▸ Exercise description
Copy everything in the listing below word for word, apart from any images.
### Supplied records ###
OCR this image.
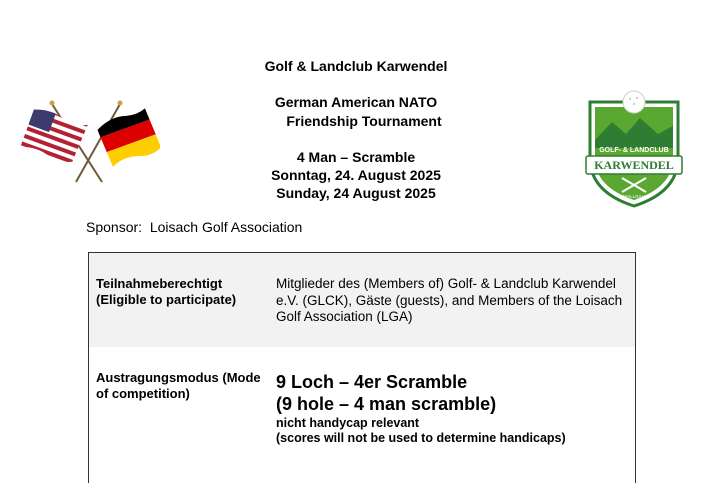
Golf & Landclub Karwendel
German American NATO
Friendship Tournament
4 Man – Scramble
Sonntag, 24. August 2025
Sunday, 24 August 2025
GOLF- & LANDCLUB
KARWENDEL
WALLGAU
Sponsor:  Loisach Golf Association
Teilnahmeberechtigt (Eligible to participate)
Mitglieder des (Members of) Golf- & Landclub Karwendel e.V. (GLCK), Gäste (guests), and Members of the Loisach Golf Association (LGA)
Austragungsmodus (Mode of competition)
9 Loch – 4er Scramble
(9 hole – 4 man scramble)
nicht handycap relevant
(scores will not be used to determine handicaps)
###
▸ Response below
OCR this image.
Golf & Landclub Karwendel
German American NATO
Friendship Tournament
4 Man – Scramble
Sonntag, 24. August 2025
Sunday, 24 August 2025
GOLF- & LANDCLUB
KARWENDEL
WALLGAU
Sponsor:  Loisach Golf Association
Teilnahmeberechtigt (Eligible to participate)
Mitglieder des (Members of) Golf- & Landclub Karwendel e.V. (GLCK), Gäste (guests), and Members of the Loisach Golf Association (LGA)
Austragungsmodus (Mode of competition)
9 Loch – 4er Scramble
(9 hole – 4 man scramble)
nicht handycap relevant
(scores will not be used to determine handicaps)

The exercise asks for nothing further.